**Task description**. Reproduce the data below word for word, leaving out the pictures.

**Supplied material**.
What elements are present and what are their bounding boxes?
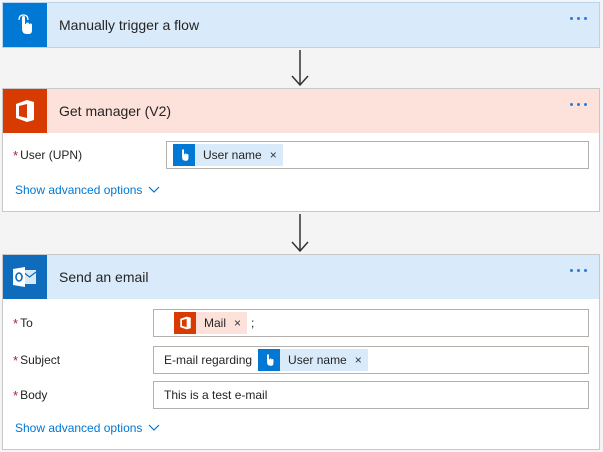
mail-token[interactable]: Mail × bbox=[174, 312, 248, 334]
show-advanced-options-link[interactable]: Show advanced options bbox=[15, 421, 160, 435]
send-email-card: Send an email * To Mail × ; * Subject E-… bbox=[2, 254, 600, 450]
touch-icon bbox=[3, 3, 47, 47]
advanced-options-label: Show advanced options bbox=[15, 421, 143, 435]
token-label: User name bbox=[203, 148, 262, 162]
touch-icon bbox=[258, 349, 281, 371]
user-upn-label: User (UPN) bbox=[20, 148, 83, 162]
remove-token-button[interactable]: × bbox=[355, 353, 362, 367]
get-manager-header[interactable]: Get manager (V2) bbox=[3, 89, 599, 133]
body-label: Body bbox=[20, 388, 48, 402]
to-separator: ; bbox=[251, 316, 255, 330]
user-upn-field[interactable]: User name × bbox=[166, 141, 589, 169]
required-mark: * bbox=[13, 387, 19, 403]
trigger-card: Manually trigger a flow bbox=[2, 2, 600, 48]
trigger-header[interactable]: Manually trigger a flow bbox=[3, 3, 599, 47]
body-text: This is a test e-mail bbox=[164, 388, 268, 402]
to-label: To bbox=[20, 316, 33, 330]
subject-label: Subject bbox=[20, 353, 61, 367]
trigger-title: Manually trigger a flow bbox=[59, 17, 200, 33]
subject-row: * Subject E-mail regarding User name × bbox=[13, 346, 589, 374]
connector-arrow-icon bbox=[288, 50, 312, 88]
remove-token-button[interactable]: × bbox=[270, 148, 277, 162]
get-manager-more-button[interactable] bbox=[570, 103, 587, 106]
office-icon bbox=[3, 89, 47, 133]
to-row: * To Mail × ; bbox=[13, 309, 589, 337]
token-label: Mail bbox=[204, 316, 227, 330]
connector-arrow-icon bbox=[288, 214, 312, 254]
to-field[interactable]: Mail × ; bbox=[153, 309, 589, 337]
touch-icon bbox=[173, 144, 195, 166]
user-name-token[interactable]: User name × bbox=[173, 144, 283, 166]
body-field[interactable]: This is a test e-mail bbox=[153, 381, 589, 409]
remove-token-button[interactable]: × bbox=[234, 316, 241, 330]
subject-field[interactable]: E-mail regarding User name × bbox=[153, 346, 589, 374]
show-advanced-options-link[interactable]: Show advanced options bbox=[15, 183, 160, 197]
trigger-more-button[interactable] bbox=[570, 17, 587, 20]
required-mark: * bbox=[13, 147, 19, 163]
send-email-title: Send an email bbox=[59, 269, 149, 285]
get-manager-title: Get manager (V2) bbox=[59, 103, 172, 119]
user-name-token[interactable]: User name × bbox=[258, 349, 368, 371]
get-manager-card: Get manager (V2) * User (UPN) User name … bbox=[2, 88, 600, 212]
chevron-down-icon bbox=[149, 424, 160, 431]
user-upn-row: * User (UPN) User name × bbox=[13, 141, 589, 169]
advanced-options-label: Show advanced options bbox=[15, 183, 143, 197]
outlook-icon bbox=[3, 255, 47, 299]
required-mark: * bbox=[13, 315, 19, 331]
subject-text: E-mail regarding bbox=[164, 353, 253, 367]
body-row: * Body This is a test e-mail bbox=[13, 381, 589, 409]
send-email-header[interactable]: Send an email bbox=[3, 255, 599, 299]
send-email-more-button[interactable] bbox=[570, 269, 587, 272]
token-label: User name bbox=[288, 353, 347, 367]
office-icon bbox=[174, 312, 196, 334]
chevron-down-icon bbox=[149, 186, 160, 193]
required-mark: * bbox=[13, 352, 19, 368]
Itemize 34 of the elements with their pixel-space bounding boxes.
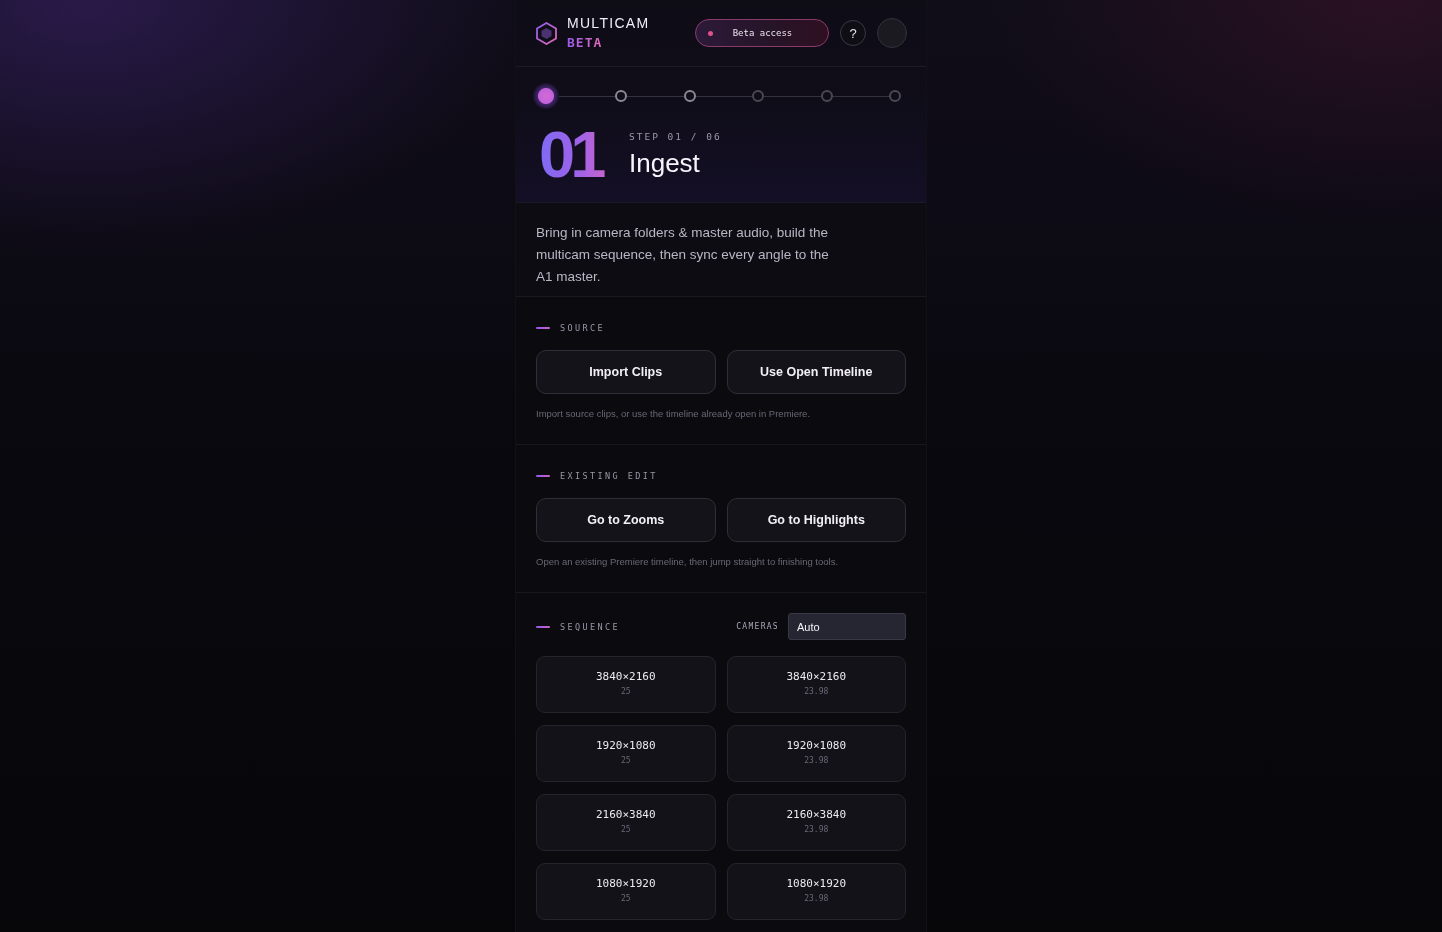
hexagon-logo-icon bbox=[536, 21, 557, 45]
step-title: Ingest bbox=[629, 148, 701, 178]
preset-card[interactable]: 2160×3840 25 bbox=[536, 794, 716, 851]
action-button[interactable]: Use Open Timeline bbox=[726, 350, 906, 394]
step-description: Bring in camera folders & master audio, build the multicam sequence, then sync every angle to the A1 master. bbox=[536, 224, 830, 286]
status-dot-icon bbox=[708, 30, 713, 36]
action-button[interactable]: Go to Zooms bbox=[536, 498, 716, 542]
dash-icon bbox=[536, 625, 550, 628]
beta-access-pill[interactable]: Beta access bbox=[695, 19, 829, 47]
preset-card[interactable]: 1920×1080 23.98 bbox=[726, 725, 906, 782]
preset-card[interactable]: 1080×1920 23.98 bbox=[726, 863, 906, 920]
brand-name: MULTICAM bbox=[567, 14, 650, 33]
preset-card[interactable]: 3840×2160 23.98 bbox=[726, 656, 906, 713]
section-label: SOURCE bbox=[560, 322, 606, 334]
dash-icon bbox=[536, 475, 550, 477]
action-button[interactable]: Import Clips bbox=[536, 350, 716, 394]
cameras-label: CAMERAS bbox=[736, 622, 779, 631]
cameras-select[interactable]: Auto bbox=[788, 613, 906, 640]
preset-card[interactable]: 1080×1920 25 bbox=[536, 863, 716, 920]
preset-card[interactable]: 1920×1080 25 bbox=[536, 725, 716, 782]
step-dot[interactable] bbox=[533, 83, 559, 109]
action-button[interactable]: Go to Highlights bbox=[726, 498, 906, 542]
section-label: SEQUENCE bbox=[560, 620, 621, 633]
step-dot[interactable] bbox=[683, 90, 696, 102]
preset-card[interactable]: 2160×3840 23.98 bbox=[726, 794, 906, 851]
dash-icon bbox=[536, 327, 550, 329]
section-label: EXISTING EDIT bbox=[560, 470, 658, 482]
step-counter: STEP 01 / 06 bbox=[629, 131, 722, 143]
hint-text: Import source clips, or use the timeline already open in Premiere. bbox=[536, 407, 812, 421]
step-dot[interactable] bbox=[615, 90, 628, 102]
hint-text: Open an existing Premiere timeline, then jump straight to finishing tools. bbox=[536, 555, 840, 569]
avatar-icon[interactable] bbox=[877, 18, 907, 48]
preset-card[interactable]: 3840×2160 25 bbox=[536, 656, 716, 713]
help-button[interactable]: ? bbox=[840, 20, 866, 46]
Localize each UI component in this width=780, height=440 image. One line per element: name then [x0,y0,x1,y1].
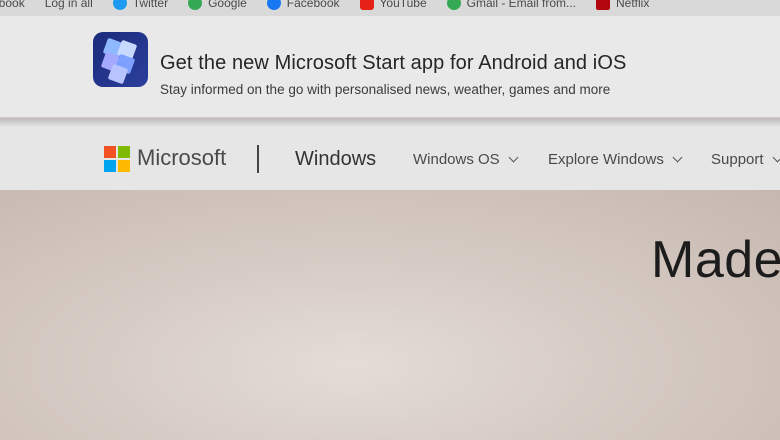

**Reply to the exercise**.
What elements are present and what are their bounding boxes?
mail-token[interactable]: Mail × bbox=[174, 312, 248, 334]
show-advanced-options-link[interactable]: Show advanced options bbox=[15, 421, 160, 435]
send-email-card: Send an email * To Mail × ; * Subject E-… bbox=[2, 254, 600, 450]
touch-icon bbox=[3, 3, 47, 47]
advanced-options-label: Show advanced options bbox=[15, 421, 143, 435]
token-label: User name bbox=[203, 148, 262, 162]
touch-icon bbox=[258, 349, 281, 371]
user-upn-label: User (UPN) bbox=[20, 148, 83, 162]
remove-token-button[interactable]: × bbox=[355, 353, 362, 367]
get-manager-header[interactable]: Get manager (V2) bbox=[3, 89, 599, 133]
body-label: Body bbox=[20, 388, 48, 402]
to-separator: ; bbox=[251, 316, 255, 330]
user-upn-field[interactable]: User name × bbox=[166, 141, 589, 169]
required-mark: * bbox=[13, 387, 19, 403]
trigger-card: Manually trigger a flow bbox=[2, 2, 600, 48]
trigger-header[interactable]: Manually trigger a flow bbox=[3, 3, 599, 47]
body-text: This is a test e-mail bbox=[164, 388, 268, 402]
to-label: To bbox=[20, 316, 33, 330]
subject-label: Subject bbox=[20, 353, 61, 367]
trigger-title: Manually trigger a flow bbox=[59, 17, 200, 33]
subject-row: * Subject E-mail regarding User name × bbox=[13, 346, 589, 374]
connector-arrow-icon bbox=[288, 50, 312, 88]
remove-token-button[interactable]: × bbox=[270, 148, 277, 162]
get-manager-more-button[interactable] bbox=[570, 103, 587, 106]
office-icon bbox=[3, 89, 47, 133]
to-row: * To Mail × ; bbox=[13, 309, 589, 337]
token-label: Mail bbox=[204, 316, 227, 330]
connector-arrow-icon bbox=[288, 214, 312, 254]
to-field[interactable]: Mail × ; bbox=[153, 309, 589, 337]
touch-icon bbox=[173, 144, 195, 166]
user-name-token[interactable]: User name × bbox=[173, 144, 283, 166]
body-field[interactable]: This is a test e-mail bbox=[153, 381, 589, 409]
remove-token-button[interactable]: × bbox=[234, 316, 241, 330]
subject-field[interactable]: E-mail regarding User name × bbox=[153, 346, 589, 374]
show-advanced-options-link[interactable]: Show advanced options bbox=[15, 183, 160, 197]
trigger-more-button[interactable] bbox=[570, 17, 587, 20]
required-mark: * bbox=[13, 147, 19, 163]
send-email-title: Send an email bbox=[59, 269, 149, 285]
get-manager-title: Get manager (V2) bbox=[59, 103, 172, 119]
user-name-token[interactable]: User name × bbox=[258, 349, 368, 371]
get-manager-card: Get manager (V2) * User (UPN) User name … bbox=[2, 88, 600, 212]
chevron-down-icon bbox=[149, 424, 160, 431]
user-upn-row: * User (UPN) User name × bbox=[13, 141, 589, 169]
advanced-options-label: Show advanced options bbox=[15, 183, 143, 197]
outlook-icon bbox=[3, 255, 47, 299]
required-mark: * bbox=[13, 315, 19, 331]
subject-text: E-mail regarding bbox=[164, 353, 253, 367]
body-row: * Body This is a test e-mail bbox=[13, 381, 589, 409]
send-email-header[interactable]: Send an email bbox=[3, 255, 599, 299]
send-email-more-button[interactable] bbox=[570, 269, 587, 272]
token-label: User name bbox=[288, 353, 347, 367]
office-icon bbox=[174, 312, 196, 334]
chevron-down-icon bbox=[149, 186, 160, 193]
required-mark: * bbox=[13, 352, 19, 368]
Itemize 34 of the elements with their pixel-space bounding boxes.
hexagon-logo-icon bbox=[536, 21, 557, 45]
step-title: Ingest bbox=[629, 148, 701, 178]
preset-card[interactable]: 2160×3840 25 bbox=[536, 794, 716, 851]
action-button[interactable]: Use Open Timeline bbox=[726, 350, 906, 394]
step-description: Bring in camera folders & master audio, build the multicam sequence, then sync every angle to the A1 master. bbox=[536, 224, 830, 286]
status-dot-icon bbox=[708, 30, 713, 36]
action-button[interactable]: Go to Zooms bbox=[536, 498, 716, 542]
dash-icon bbox=[536, 625, 550, 628]
beta-access-pill[interactable]: Beta access bbox=[695, 19, 829, 47]
preset-card[interactable]: 1920×1080 23.98 bbox=[726, 725, 906, 782]
preset-card[interactable]: 1080×1920 23.98 bbox=[726, 863, 906, 920]
brand-name: MULTICAM bbox=[567, 14, 650, 33]
preset-card[interactable]: 3840×2160 23.98 bbox=[726, 656, 906, 713]
section-label: SOURCE bbox=[560, 322, 606, 334]
dash-icon bbox=[536, 475, 550, 477]
action-button[interactable]: Import Clips bbox=[536, 350, 716, 394]
cameras-label: CAMERAS bbox=[736, 622, 779, 631]
cameras-select[interactable]: Auto bbox=[788, 613, 906, 640]
preset-card[interactable]: 1080×1920 25 bbox=[536, 863, 716, 920]
preset-card[interactable]: 1920×1080 25 bbox=[536, 725, 716, 782]
step-dot[interactable] bbox=[533, 83, 559, 109]
action-button[interactable]: Go to Highlights bbox=[726, 498, 906, 542]
section-label: SEQUENCE bbox=[560, 620, 621, 633]
step-dot[interactable] bbox=[683, 90, 696, 102]
preset-card[interactable]: 2160×3840 23.98 bbox=[726, 794, 906, 851]
dash-icon bbox=[536, 327, 550, 329]
section-label: EXISTING EDIT bbox=[560, 470, 658, 482]
step-counter: STEP 01 / 06 bbox=[629, 131, 722, 143]
hint-text: Import source clips, or use the timeline already open in Premiere. bbox=[536, 407, 812, 421]
step-dot[interactable] bbox=[615, 90, 628, 102]
hint-text: Open an existing Premiere timeline, then jump straight to finishing tools. bbox=[536, 555, 840, 569]
avatar-icon[interactable] bbox=[877, 18, 907, 48]
preset-card[interactable]: 3840×2160 25 bbox=[536, 656, 716, 713]
help-button[interactable]: ? bbox=[840, 20, 866, 46]
Localize each UI component in this width=780, height=440 image. One line per element: name then [x0,y0,x1,y1].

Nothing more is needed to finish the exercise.